**Recorded data:**
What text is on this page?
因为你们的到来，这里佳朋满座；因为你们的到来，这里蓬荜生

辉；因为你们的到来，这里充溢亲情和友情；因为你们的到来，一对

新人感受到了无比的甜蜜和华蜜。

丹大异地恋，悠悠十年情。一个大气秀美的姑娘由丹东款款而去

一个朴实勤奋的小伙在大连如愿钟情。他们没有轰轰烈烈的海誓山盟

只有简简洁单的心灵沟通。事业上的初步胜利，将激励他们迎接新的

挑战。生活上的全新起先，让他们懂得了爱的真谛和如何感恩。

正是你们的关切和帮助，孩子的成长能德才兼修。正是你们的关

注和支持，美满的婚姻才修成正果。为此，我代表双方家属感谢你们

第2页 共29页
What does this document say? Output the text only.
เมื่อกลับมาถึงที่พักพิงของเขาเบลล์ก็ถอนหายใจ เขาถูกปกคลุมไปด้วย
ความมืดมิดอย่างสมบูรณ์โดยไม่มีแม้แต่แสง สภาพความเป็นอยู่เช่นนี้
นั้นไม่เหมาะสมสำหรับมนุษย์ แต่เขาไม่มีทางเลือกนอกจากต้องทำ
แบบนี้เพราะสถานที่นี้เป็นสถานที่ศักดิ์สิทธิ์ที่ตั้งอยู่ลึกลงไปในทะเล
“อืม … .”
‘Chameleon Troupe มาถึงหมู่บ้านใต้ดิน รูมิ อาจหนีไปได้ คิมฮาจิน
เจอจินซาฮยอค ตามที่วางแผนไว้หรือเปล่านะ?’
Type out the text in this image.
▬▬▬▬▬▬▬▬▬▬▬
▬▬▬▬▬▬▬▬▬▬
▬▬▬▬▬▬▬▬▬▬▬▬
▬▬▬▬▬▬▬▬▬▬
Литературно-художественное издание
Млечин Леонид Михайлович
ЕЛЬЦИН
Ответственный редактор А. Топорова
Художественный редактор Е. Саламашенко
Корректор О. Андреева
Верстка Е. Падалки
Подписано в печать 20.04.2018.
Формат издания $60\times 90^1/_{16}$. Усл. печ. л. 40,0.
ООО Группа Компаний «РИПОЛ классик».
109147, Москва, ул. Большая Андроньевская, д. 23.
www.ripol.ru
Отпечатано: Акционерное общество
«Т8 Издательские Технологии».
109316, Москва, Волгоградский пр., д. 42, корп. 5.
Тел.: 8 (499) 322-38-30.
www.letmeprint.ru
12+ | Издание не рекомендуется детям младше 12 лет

**The task:**
Show every line that contains the word "因为你们的到来".

**Written reply:**
因为你们的到来，这里佳朋满座；因为你们的到来，这里蓬荜生
辉；因为你们的到来，这里充溢亲情和友情；因为你们的到来，一对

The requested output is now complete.